[Dataset entries start]

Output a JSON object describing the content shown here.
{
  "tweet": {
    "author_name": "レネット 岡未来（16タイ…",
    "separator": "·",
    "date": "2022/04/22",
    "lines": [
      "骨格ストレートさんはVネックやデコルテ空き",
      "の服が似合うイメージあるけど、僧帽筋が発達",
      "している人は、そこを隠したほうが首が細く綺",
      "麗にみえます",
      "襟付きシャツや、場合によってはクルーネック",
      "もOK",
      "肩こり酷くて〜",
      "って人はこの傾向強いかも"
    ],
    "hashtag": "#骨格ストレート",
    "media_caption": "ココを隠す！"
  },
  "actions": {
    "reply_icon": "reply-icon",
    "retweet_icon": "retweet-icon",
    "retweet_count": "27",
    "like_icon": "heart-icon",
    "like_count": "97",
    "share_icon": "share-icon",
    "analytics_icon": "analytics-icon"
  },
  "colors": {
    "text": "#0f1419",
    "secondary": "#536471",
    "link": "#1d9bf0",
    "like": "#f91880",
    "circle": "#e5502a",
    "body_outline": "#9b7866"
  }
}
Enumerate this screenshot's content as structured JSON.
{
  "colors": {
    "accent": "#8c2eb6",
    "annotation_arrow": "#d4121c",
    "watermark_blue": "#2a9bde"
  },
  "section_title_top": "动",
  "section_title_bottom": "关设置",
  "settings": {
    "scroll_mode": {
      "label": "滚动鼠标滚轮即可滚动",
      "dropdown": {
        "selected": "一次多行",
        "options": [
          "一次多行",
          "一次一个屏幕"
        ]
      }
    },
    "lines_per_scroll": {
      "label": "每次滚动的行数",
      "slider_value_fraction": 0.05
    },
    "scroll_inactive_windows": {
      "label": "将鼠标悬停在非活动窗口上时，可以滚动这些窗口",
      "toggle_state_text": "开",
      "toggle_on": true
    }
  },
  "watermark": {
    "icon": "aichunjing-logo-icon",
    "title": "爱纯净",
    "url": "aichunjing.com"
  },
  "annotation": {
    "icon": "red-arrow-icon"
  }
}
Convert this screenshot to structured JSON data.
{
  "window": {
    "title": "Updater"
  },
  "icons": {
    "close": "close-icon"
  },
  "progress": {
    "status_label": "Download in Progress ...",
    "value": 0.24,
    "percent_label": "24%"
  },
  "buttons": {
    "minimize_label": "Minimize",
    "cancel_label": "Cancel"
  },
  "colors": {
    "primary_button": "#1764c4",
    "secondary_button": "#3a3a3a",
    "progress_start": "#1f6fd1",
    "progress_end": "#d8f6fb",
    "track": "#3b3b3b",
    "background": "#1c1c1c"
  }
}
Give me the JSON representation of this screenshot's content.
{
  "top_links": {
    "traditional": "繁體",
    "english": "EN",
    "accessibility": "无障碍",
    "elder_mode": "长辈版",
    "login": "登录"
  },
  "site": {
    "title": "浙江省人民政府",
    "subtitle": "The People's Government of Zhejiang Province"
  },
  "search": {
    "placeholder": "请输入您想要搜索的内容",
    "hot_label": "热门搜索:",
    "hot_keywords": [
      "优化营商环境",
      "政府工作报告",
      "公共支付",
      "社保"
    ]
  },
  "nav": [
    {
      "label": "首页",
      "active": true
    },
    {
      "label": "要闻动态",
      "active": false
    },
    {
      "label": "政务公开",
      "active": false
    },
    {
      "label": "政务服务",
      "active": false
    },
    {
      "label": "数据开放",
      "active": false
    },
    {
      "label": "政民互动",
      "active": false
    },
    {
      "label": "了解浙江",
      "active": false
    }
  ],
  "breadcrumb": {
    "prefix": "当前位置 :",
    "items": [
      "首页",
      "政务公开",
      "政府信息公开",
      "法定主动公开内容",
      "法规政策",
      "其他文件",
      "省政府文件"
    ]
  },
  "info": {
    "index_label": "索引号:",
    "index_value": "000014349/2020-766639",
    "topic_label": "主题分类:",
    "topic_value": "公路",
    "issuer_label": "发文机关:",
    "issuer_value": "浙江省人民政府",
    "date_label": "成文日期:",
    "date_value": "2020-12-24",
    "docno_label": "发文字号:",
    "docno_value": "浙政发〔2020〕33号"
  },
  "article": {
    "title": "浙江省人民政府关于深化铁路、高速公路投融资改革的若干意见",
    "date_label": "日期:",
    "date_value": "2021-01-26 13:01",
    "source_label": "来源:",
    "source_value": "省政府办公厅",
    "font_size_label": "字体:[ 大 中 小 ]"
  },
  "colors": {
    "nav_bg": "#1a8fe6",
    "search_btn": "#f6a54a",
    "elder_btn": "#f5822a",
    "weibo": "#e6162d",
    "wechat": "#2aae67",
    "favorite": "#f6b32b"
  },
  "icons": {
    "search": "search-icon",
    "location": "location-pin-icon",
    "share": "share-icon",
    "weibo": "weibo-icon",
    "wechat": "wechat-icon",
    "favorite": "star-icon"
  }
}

[Dataset entries end]

Required work: Emit the records above again, exactly, with no line skipped.

Solution for this task:
Output a JSON object describing the content shown here.
{
  "tweet": {
    "author_name": "レネット 岡未来（16タイ…",
    "separator": "·",
    "date": "2022/04/22",
    "lines": [
      "骨格ストレートさんはVネックやデコルテ空き",
      "の服が似合うイメージあるけど、僧帽筋が発達",
      "している人は、そこを隠したほうが首が細く綺",
      "麗にみえます",
      "襟付きシャツや、場合によってはクルーネック",
      "もOK",
      "肩こり酷くて〜",
      "って人はこの傾向強いかも"
    ],
    "hashtag": "#骨格ストレート",
    "media_caption": "ココを隠す！"
  },
  "actions": {
    "reply_icon": "reply-icon",
    "retweet_icon": "retweet-icon",
    "retweet_count": "27",
    "like_icon": "heart-icon",
    "like_count": "97",
    "share_icon": "share-icon",
    "analytics_icon": "analytics-icon"
  },
  "colors": {
    "text": "#0f1419",
    "secondary": "#536471",
    "link": "#1d9bf0",
    "like": "#f91880",
    "circle": "#e5502a",
    "body_outline": "#9b7866"
  }
}
Enumerate this screenshot's content as structured JSON.
{
  "colors": {
    "accent": "#8c2eb6",
    "annotation_arrow": "#d4121c",
    "watermark_blue": "#2a9bde"
  },
  "section_title_top": "动",
  "section_title_bottom": "关设置",
  "settings": {
    "scroll_mode": {
      "label": "滚动鼠标滚轮即可滚动",
      "dropdown": {
        "selected": "一次多行",
        "options": [
          "一次多行",
          "一次一个屏幕"
        ]
      }
    },
    "lines_per_scroll": {
      "label": "每次滚动的行数",
      "slider_value_fraction": 0.05
    },
    "scroll_inactive_windows": {
      "label": "将鼠标悬停在非活动窗口上时，可以滚动这些窗口",
      "toggle_state_text": "开",
      "toggle_on": true
    }
  },
  "watermark": {
    "icon": "aichunjing-logo-icon",
    "title": "爱纯净",
    "url": "aichunjing.com"
  },
  "annotation": {
    "icon": "red-arrow-icon"
  }
}
Convert this screenshot to structured JSON data.
{
  "window": {
    "title": "Updater"
  },
  "icons": {
    "close": "close-icon"
  },
  "progress": {
    "status_label": "Download in Progress ...",
    "value": 0.24,
    "percent_label": "24%"
  },
  "buttons": {
    "minimize_label": "Minimize",
    "cancel_label": "Cancel"
  },
  "colors": {
    "primary_button": "#1764c4",
    "secondary_button": "#3a3a3a",
    "progress_start": "#1f6fd1",
    "progress_end": "#d8f6fb",
    "track": "#3b3b3b",
    "background": "#1c1c1c"
  }
}
Give me the JSON representation of this screenshot's content.
{
  "top_links": {
    "traditional": "繁體",
    "english": "EN",
    "accessibility": "无障碍",
    "elder_mode": "长辈版",
    "login": "登录"
  },
  "site": {
    "title": "浙江省人民政府",
    "subtitle": "The People's Government of Zhejiang Province"
  },
  "search": {
    "placeholder": "请输入您想要搜索的内容",
    "hot_label": "热门搜索:",
    "hot_keywords": [
      "优化营商环境",
      "政府工作报告",
      "公共支付",
      "社保"
    ]
  },
  "nav": [
    {
      "label": "首页",
      "active": true
    },
    {
      "label": "要闻动态",
      "active": false
    },
    {
      "label": "政务公开",
      "active": false
    },
    {
      "label": "政务服务",
      "active": false
    },
    {
      "label": "数据开放",
      "active": false
    },
    {
      "label": "政民互动",
      "active": false
    },
    {
      "label": "了解浙江",
      "active": false
    }
  ],
  "breadcrumb": {
    "prefix": "当前位置 :",
    "items": [
      "首页",
      "政务公开",
      "政府信息公开",
      "法定主动公开内容",
      "法规政策",
      "其他文件",
      "省政府文件"
    ]
  },
  "info": {
    "index_label": "索引号:",
    "index_value": "000014349/2020-766639",
    "topic_label": "主题分类:",
    "topic_value": "公路",
    "issuer_label": "发文机关:",
    "issuer_value": "浙江省人民政府",
    "date_label": "成文日期:",
    "date_value": "2020-12-24",
    "docno_label": "发文字号:",
    "docno_value": "浙政发〔2020〕33号"
  },
  "article": {
    "title": "浙江省人民政府关于深化铁路、高速公路投融资改革的若干意见",
    "date_label": "日期:",
    "date_value": "2021-01-26 13:01",
    "source_label": "来源:",
    "source_value": "省政府办公厅",
    "font_size_label": "字体:[ 大 中 小 ]"
  },
  "colors": {
    "nav_bg": "#1a8fe6",
    "search_btn": "#f6a54a",
    "elder_btn": "#f5822a",
    "weibo": "#e6162d",
    "wechat": "#2aae67",
    "favorite": "#f6b32b"
  },
  "icons": {
    "search": "search-icon",
    "location": "location-pin-icon",
    "share": "share-icon",
    "weibo": "weibo-icon",
    "wechat": "wechat-icon",
    "favorite": "star-icon"
  }
}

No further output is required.